* [DATASET ENTRIES]

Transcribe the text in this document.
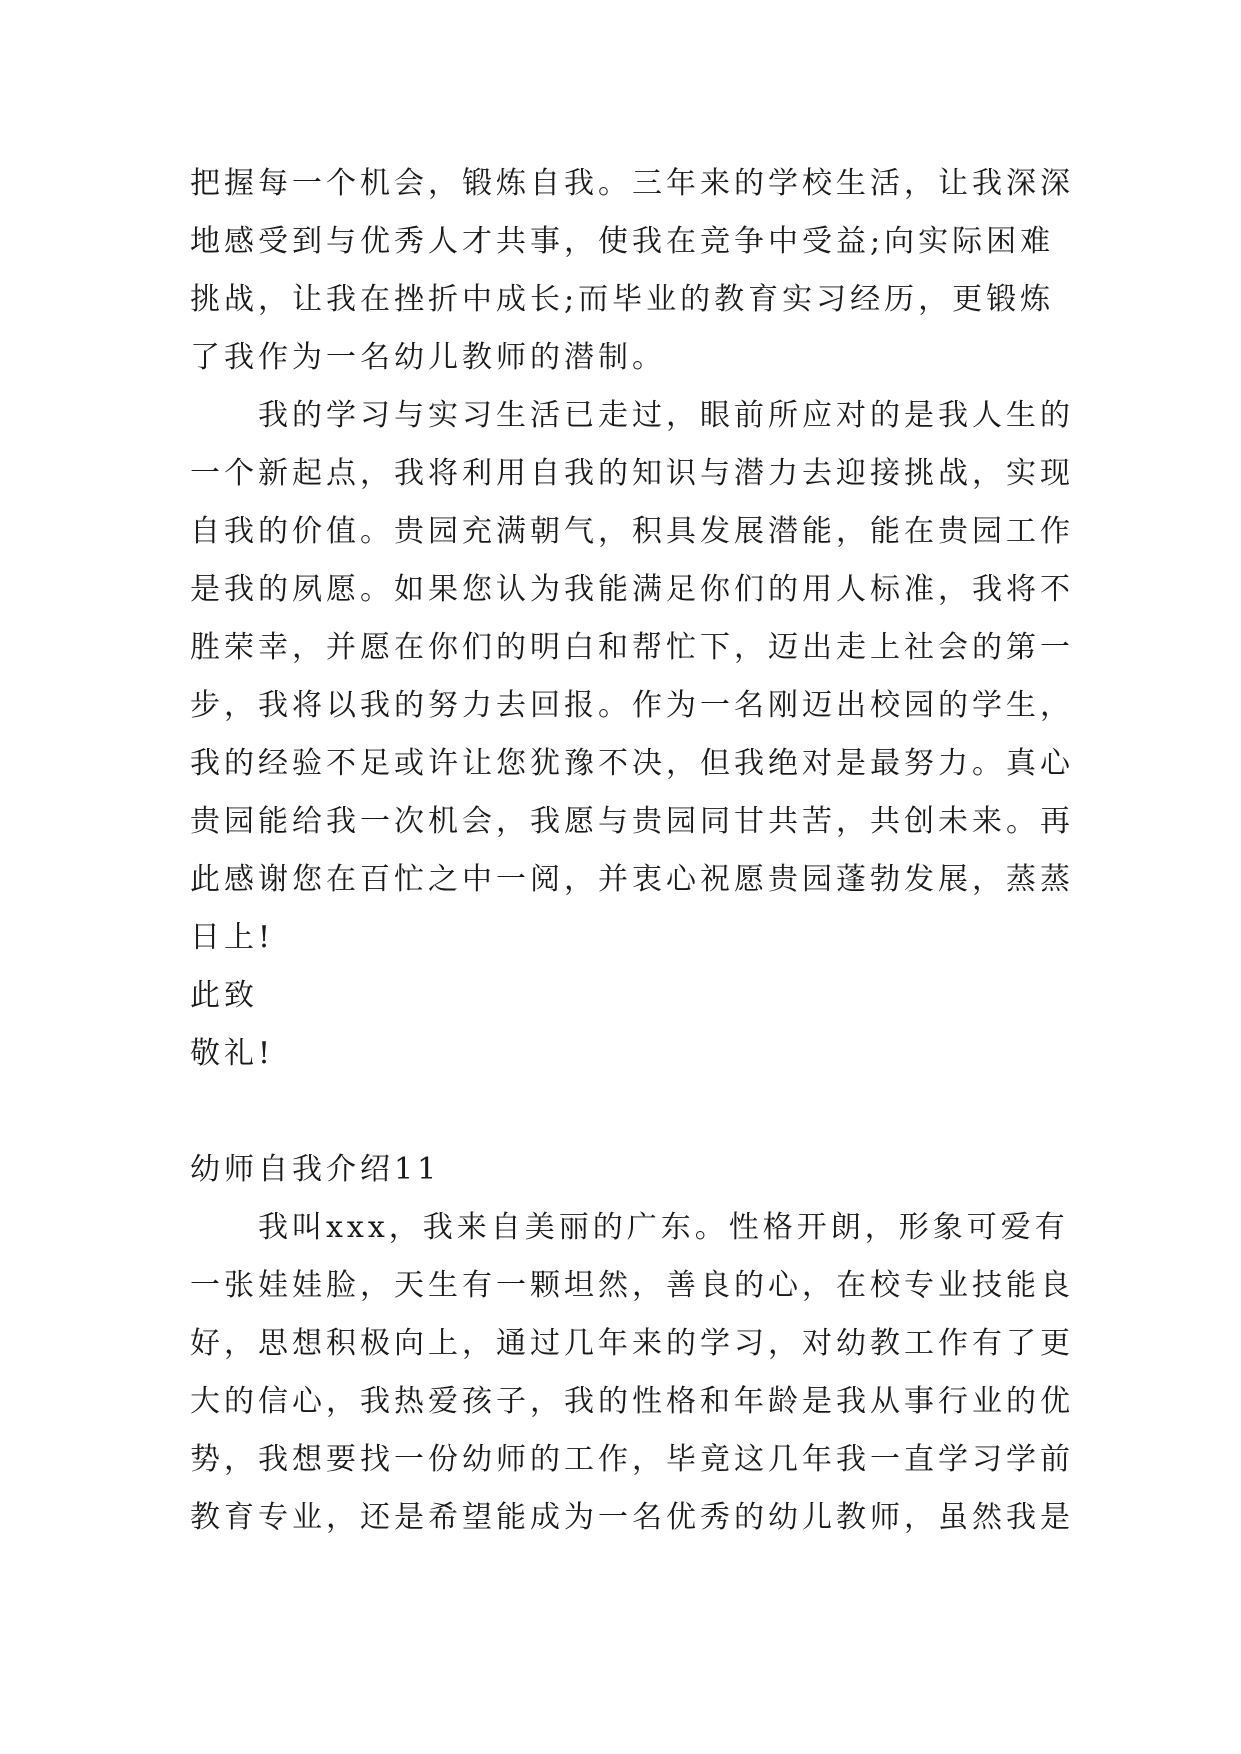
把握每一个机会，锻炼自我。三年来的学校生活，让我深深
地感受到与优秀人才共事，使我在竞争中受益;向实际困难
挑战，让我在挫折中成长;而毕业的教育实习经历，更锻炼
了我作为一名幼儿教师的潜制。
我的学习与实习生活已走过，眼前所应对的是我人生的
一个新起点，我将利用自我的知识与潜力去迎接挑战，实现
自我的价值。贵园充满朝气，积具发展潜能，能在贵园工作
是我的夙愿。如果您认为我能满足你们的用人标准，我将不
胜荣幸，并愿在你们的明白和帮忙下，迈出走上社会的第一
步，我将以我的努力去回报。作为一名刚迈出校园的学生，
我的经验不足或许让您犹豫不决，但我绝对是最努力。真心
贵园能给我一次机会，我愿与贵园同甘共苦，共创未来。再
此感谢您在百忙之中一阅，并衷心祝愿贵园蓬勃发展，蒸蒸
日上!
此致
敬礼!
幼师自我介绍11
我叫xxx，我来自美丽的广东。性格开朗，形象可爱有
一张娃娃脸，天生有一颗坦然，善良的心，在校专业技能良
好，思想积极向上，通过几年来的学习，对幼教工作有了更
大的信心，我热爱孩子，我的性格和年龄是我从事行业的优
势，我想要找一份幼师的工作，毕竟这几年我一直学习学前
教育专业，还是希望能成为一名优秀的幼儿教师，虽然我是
--
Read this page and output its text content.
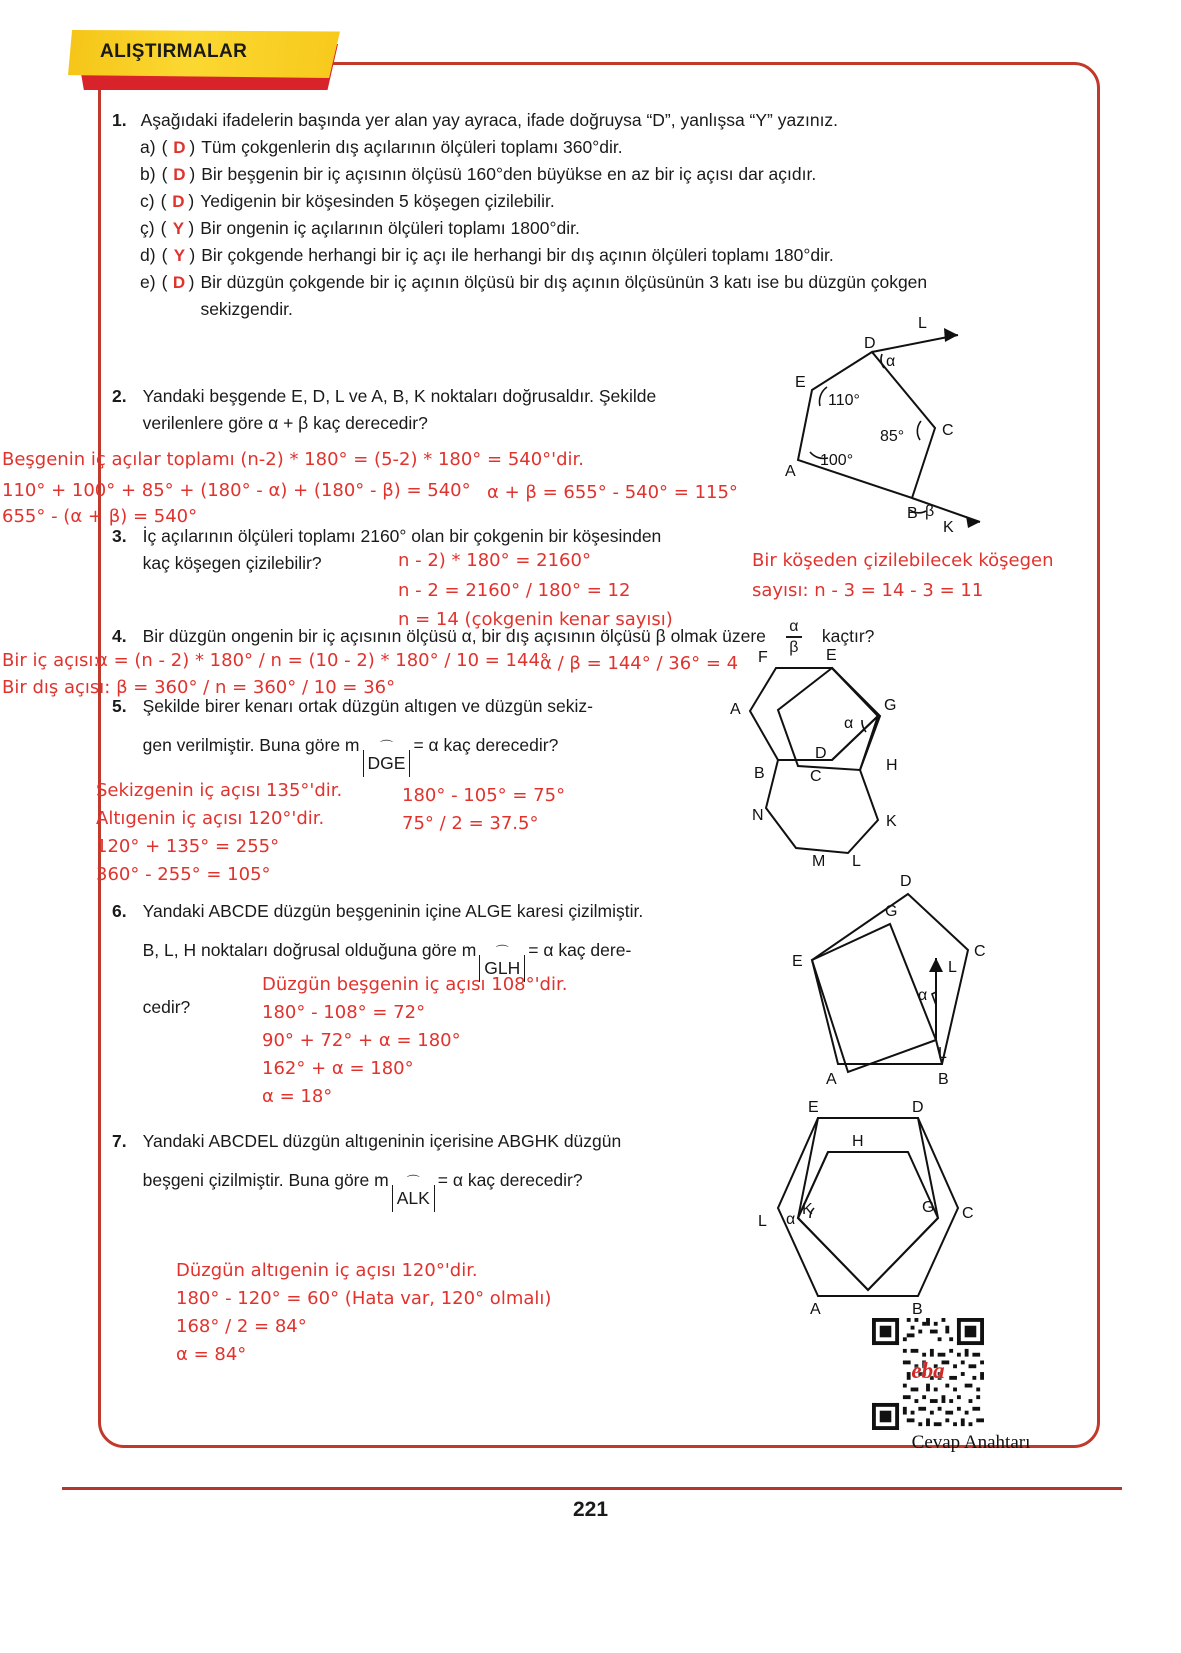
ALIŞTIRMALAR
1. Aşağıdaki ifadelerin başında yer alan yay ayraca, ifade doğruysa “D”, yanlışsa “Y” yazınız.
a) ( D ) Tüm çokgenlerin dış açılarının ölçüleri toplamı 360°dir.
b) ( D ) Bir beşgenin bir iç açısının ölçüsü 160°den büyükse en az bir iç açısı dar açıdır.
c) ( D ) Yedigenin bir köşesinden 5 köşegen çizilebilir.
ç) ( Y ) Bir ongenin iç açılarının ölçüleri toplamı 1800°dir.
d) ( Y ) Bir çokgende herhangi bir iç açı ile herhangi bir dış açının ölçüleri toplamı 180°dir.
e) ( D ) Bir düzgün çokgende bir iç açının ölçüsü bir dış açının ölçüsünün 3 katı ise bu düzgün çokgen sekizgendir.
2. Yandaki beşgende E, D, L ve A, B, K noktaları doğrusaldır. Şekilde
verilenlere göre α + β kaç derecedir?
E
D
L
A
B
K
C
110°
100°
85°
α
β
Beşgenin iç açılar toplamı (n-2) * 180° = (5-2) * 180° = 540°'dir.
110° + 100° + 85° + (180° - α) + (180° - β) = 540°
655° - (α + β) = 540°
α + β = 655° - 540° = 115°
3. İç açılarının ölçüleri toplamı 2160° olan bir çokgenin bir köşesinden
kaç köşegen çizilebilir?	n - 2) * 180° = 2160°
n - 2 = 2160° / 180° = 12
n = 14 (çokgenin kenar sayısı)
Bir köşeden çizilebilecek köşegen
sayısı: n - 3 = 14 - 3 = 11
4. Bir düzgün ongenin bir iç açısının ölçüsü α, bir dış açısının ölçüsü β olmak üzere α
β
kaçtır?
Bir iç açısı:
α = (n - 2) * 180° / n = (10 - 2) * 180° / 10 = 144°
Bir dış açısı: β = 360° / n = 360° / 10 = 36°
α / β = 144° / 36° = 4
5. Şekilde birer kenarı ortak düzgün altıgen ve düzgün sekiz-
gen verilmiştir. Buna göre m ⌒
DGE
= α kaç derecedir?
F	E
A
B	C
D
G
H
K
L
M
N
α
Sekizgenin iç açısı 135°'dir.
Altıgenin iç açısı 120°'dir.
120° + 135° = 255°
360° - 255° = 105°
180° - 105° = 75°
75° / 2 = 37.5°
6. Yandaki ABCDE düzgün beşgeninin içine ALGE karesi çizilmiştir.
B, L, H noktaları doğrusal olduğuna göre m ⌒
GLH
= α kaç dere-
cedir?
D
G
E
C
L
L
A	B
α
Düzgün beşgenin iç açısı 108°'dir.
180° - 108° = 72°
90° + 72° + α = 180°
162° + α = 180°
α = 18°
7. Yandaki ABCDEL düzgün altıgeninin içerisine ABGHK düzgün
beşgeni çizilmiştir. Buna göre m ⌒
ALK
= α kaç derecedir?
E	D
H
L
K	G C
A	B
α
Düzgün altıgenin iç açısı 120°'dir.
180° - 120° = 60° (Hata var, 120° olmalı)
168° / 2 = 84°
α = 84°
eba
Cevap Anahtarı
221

* [DO THIS] Return every line in the listing that contains the word "ölçüsü".

* [SOLUTION TO THIS PROBLEM]
b) ( D ) Bir beşgenin bir iç açısının ölçüsü 160°den büyükse en az bir iç açısı dar açıdır.
e) ( D ) Bir düzgün çokgende bir iç açının ölçüsü bir dış açının ölçüsünün 3 katı ise bu düzgün çokgen sekizgendir.
4. Bir düzgün ongenin bir iç açısının ölçüsü α, bir dış açısının ölçüsü β olmak üzere α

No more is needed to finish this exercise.